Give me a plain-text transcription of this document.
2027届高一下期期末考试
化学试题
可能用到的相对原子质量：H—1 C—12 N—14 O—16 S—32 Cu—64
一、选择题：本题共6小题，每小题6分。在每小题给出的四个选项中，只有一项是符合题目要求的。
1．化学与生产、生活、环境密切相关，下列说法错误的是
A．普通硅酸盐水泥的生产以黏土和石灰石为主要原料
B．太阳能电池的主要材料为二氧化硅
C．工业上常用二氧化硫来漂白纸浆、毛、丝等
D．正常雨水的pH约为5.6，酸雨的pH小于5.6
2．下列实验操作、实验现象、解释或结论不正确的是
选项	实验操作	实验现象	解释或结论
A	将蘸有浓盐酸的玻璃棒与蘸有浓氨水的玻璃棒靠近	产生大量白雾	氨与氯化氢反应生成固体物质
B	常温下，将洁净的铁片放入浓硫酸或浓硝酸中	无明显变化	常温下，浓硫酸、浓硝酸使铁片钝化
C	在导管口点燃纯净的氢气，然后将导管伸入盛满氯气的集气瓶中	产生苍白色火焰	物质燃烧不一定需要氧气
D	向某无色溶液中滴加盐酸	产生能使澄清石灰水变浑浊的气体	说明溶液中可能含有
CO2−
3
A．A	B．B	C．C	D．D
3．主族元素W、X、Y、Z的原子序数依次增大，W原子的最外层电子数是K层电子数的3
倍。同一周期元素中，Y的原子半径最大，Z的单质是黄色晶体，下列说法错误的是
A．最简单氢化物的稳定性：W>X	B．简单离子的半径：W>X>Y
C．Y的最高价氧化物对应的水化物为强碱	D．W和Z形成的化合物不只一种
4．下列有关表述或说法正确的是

——————————

Aim of the task:
Identify which lines contain the word "下列说法错误的是" and copy each one.

Exercise solution:
1．化学与生产、生活、环境密切相关，下列说法错误的是
倍。同一周期元素中，Y的原子半径最大，Z的单质是黄色晶体，下列说法错误的是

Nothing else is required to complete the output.